Start

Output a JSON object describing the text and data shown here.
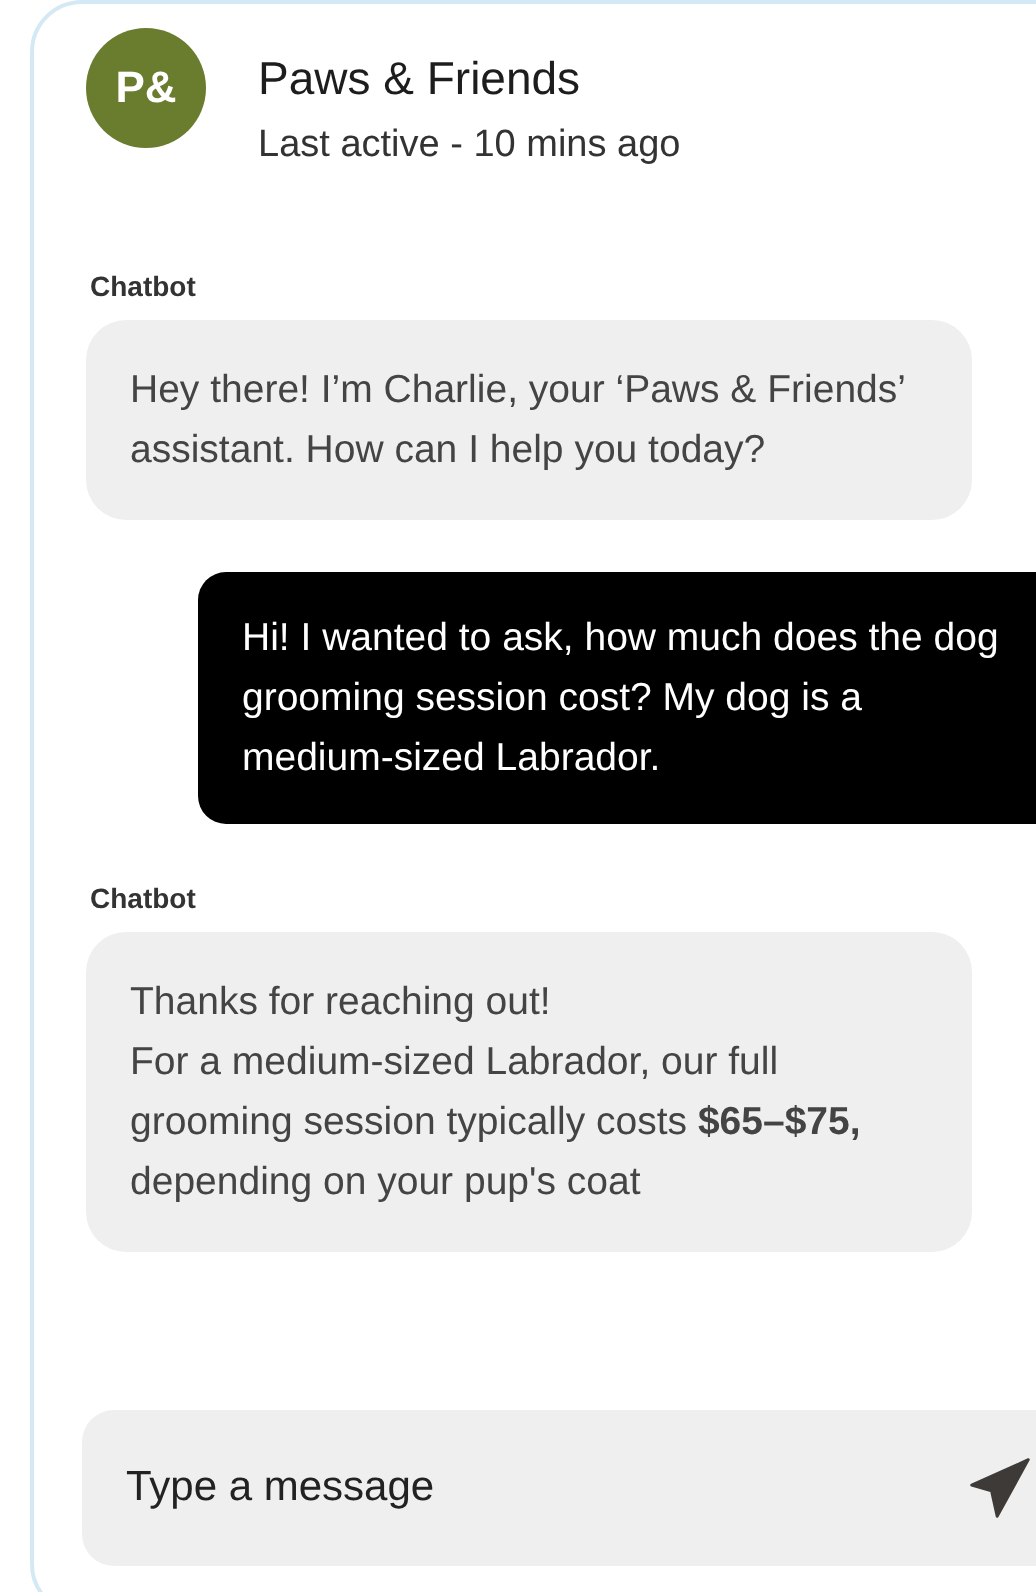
{
  "header": {
    "avatar": "P&",
    "title": "Paws & Friends",
    "status": "Last active - 10 mins ago"
  },
  "messages": [
    {
      "kind": "bot",
      "sender": "Chatbot",
      "text": "Hey there! I’m Charlie, your ‘Paws & Friends’ assistant. How can I help you today?"
    },
    {
      "kind": "user",
      "text": "Hi! I wanted to ask, how much does the dog grooming session cost? My dog is a medium-sized Labrador."
    },
    {
      "kind": "bot",
      "sender": "Chatbot",
      "text": "Thanks for reaching out!\nFor a medium-sized Labrador, our full grooming session typically costs **$65–$75,** depending on your pup's coat"
    }
  ],
  "composer": {
    "placeholder": "Type a message"
  }
}
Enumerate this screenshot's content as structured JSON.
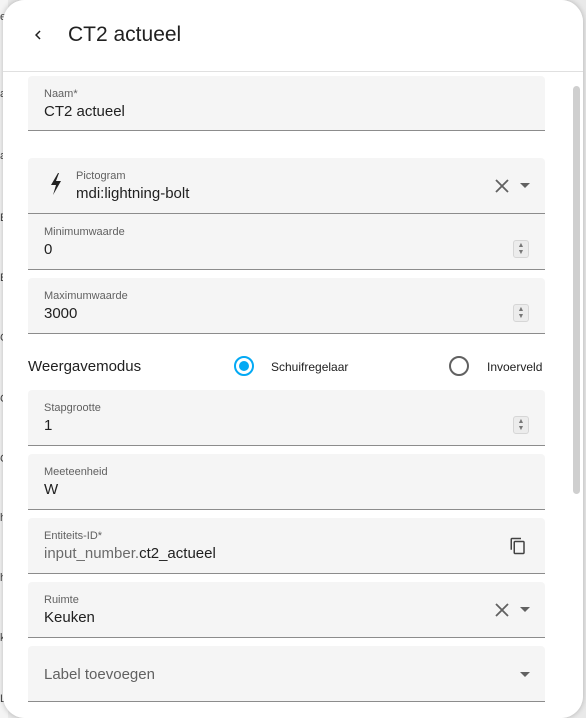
{
  "background": {
    "letters": [
      "e",
      "a",
      "a",
      "E",
      "E",
      "G",
      "G",
      "G",
      "h",
      "h",
      "k",
      "L"
    ]
  },
  "header": {
    "title": "CT2 actueel"
  },
  "fields": {
    "name": {
      "label": "Naam*",
      "value": "CT2 actueel"
    },
    "icon": {
      "label": "Pictogram",
      "value": "mdi:lightning-bolt"
    },
    "min": {
      "label": "Minimumwaarde",
      "value": "0"
    },
    "max": {
      "label": "Maximumwaarde",
      "value": "3000"
    },
    "mode": {
      "label": "Weergavemodus",
      "options": [
        "Schuifregelaar",
        "Invoerveld"
      ],
      "selected": "Schuifregelaar"
    },
    "step": {
      "label": "Stapgrootte",
      "value": "1"
    },
    "unit": {
      "label": "Meeteenheid",
      "value": "W"
    },
    "entity_id": {
      "label": "Entiteits-ID*",
      "prefix": "input_number.",
      "value": "ct2_actueel"
    },
    "area": {
      "label": "Ruimte",
      "value": "Keuken"
    },
    "labels": {
      "placeholder": "Label toevoegen"
    }
  },
  "colors": {
    "accent": "#03a9f4",
    "field_bg": "#f5f5f5"
  },
  "icons": {
    "back": "chevron-left-icon",
    "pictogram": "lightning-bolt-icon",
    "clear": "close-icon",
    "dropdown": "menu-down-icon",
    "copy": "content-copy-icon"
  }
}
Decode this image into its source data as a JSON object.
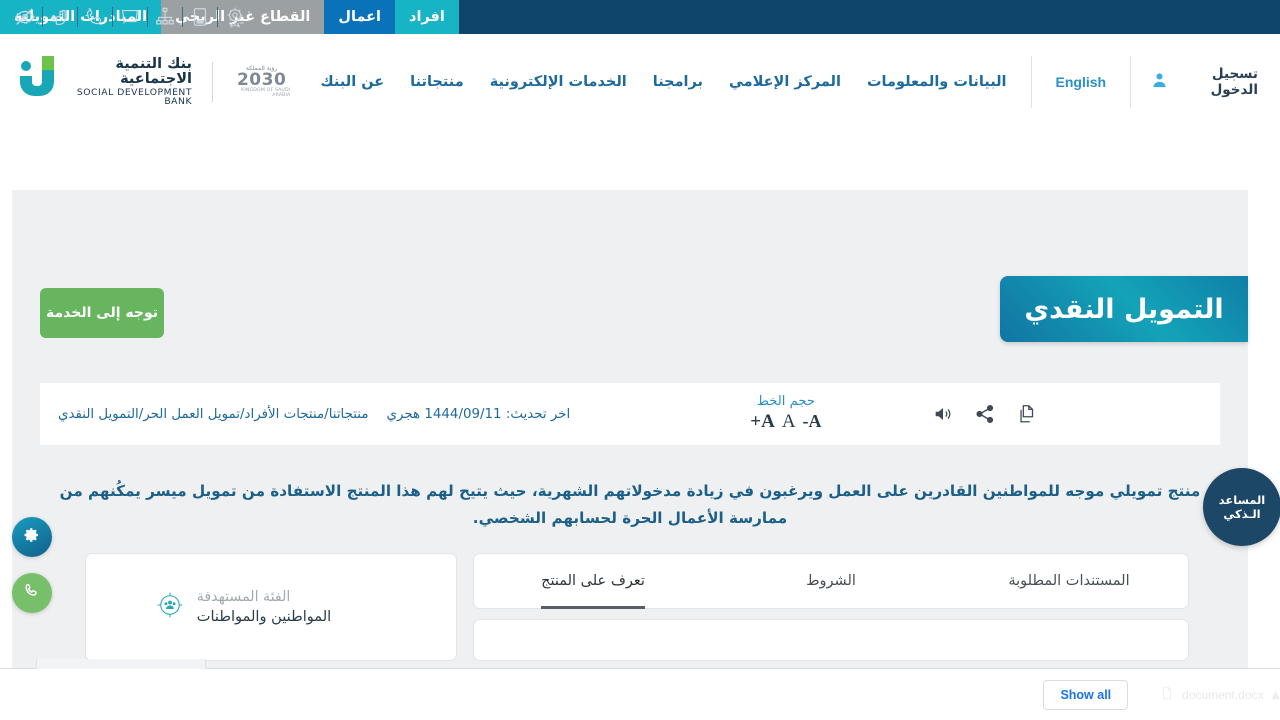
{
  "topbar": {
    "tabs": [
      {
        "label": "افراد",
        "bg": "#16b4c4",
        "color": "#ffffff"
      },
      {
        "label": "اعمال",
        "bg": "#0a72b8",
        "color": "#ffffff"
      },
      {
        "label": "القطاع غير الربحي",
        "bg": "#9ba0a3",
        "color": "#ffffff"
      },
      {
        "label": "المبادرات التمويلية",
        "bg": "#16b4c4",
        "color": "#ffffff"
      }
    ],
    "accessibility_icons": [
      "eye-off-icon",
      "sign-language-icon",
      "phone-icon",
      "screen-icon",
      "sitemap-icon",
      "mobile-icon",
      "award-icon"
    ],
    "background": "#10456b"
  },
  "header": {
    "logo": {
      "name_ar": "بنك التنمية الاجتماعية",
      "name_en": "SOCIAL DEVELOPMENT BANK",
      "vision_top": "رؤية المملكة",
      "vision_number": "2030",
      "vision_bottom": "KINGDOM OF SAUDI ARABIA"
    },
    "nav": [
      "عن البنك",
      "منتجاتنا",
      "الخدمات الإلكترونية",
      "برامجنا",
      "المركز الإعلامي",
      "البيانات والمعلومات"
    ],
    "language_toggle": "English",
    "login_label": "تسجيل الدخول",
    "nav_color": "#1f6a9c"
  },
  "hero": {
    "title": "التمويل النقدي",
    "cta_label": "توجه إلى الخدمة",
    "cta_color": "#67b55e",
    "title_gradient_from": "#14a3b8",
    "title_gradient_to": "#1174a3"
  },
  "infobar": {
    "breadcrumb": "منتجاتنا/منتجات الأفراد/تمويل العمل الحر/التمويل النقدي",
    "last_updated": "اخر تحديث: 1444/09/11 هجري",
    "font_size_label": "حجم الخط",
    "font_decrease": "A-",
    "font_normal": "A",
    "font_increase": "A+",
    "action_icons": [
      "speaker-icon",
      "share-icon",
      "copy-icon"
    ]
  },
  "description": "منتج تمويلي موجه للمواطنين القادرين على العمل ويرغبون في زيادة مدخولاتهم الشهرية، حيث يتيح لهم هذا المنتج الاستفادة من تمويل ميسر يمكُنهم من ممارسة الأعمال الحرة لحسابهم الشخصي.",
  "tabs": [
    {
      "label": "تعرف على المنتج",
      "active": true
    },
    {
      "label": "الشروط",
      "active": false
    },
    {
      "label": "المستندات المطلوبة",
      "active": false
    }
  ],
  "target_category": {
    "label": "الفئة المستهدفة",
    "value": "المواطنين والمواطنات",
    "icon": "target-users-icon"
  },
  "floating": {
    "settings_icon": "gear-icon",
    "call_icon": "phone-icon",
    "assistant_line1": "المساعد",
    "assistant_line2": "الـذكي"
  },
  "download_bar": {
    "file_name": "document.docx",
    "show_all_label": "Show all"
  }
}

End

▶ To be done: Filter lines by "this" and return each hit.

▶ Exercise answer:
Enumerate this screenshot's content as structured JSON.
Decode this image into its source data as a JSON object.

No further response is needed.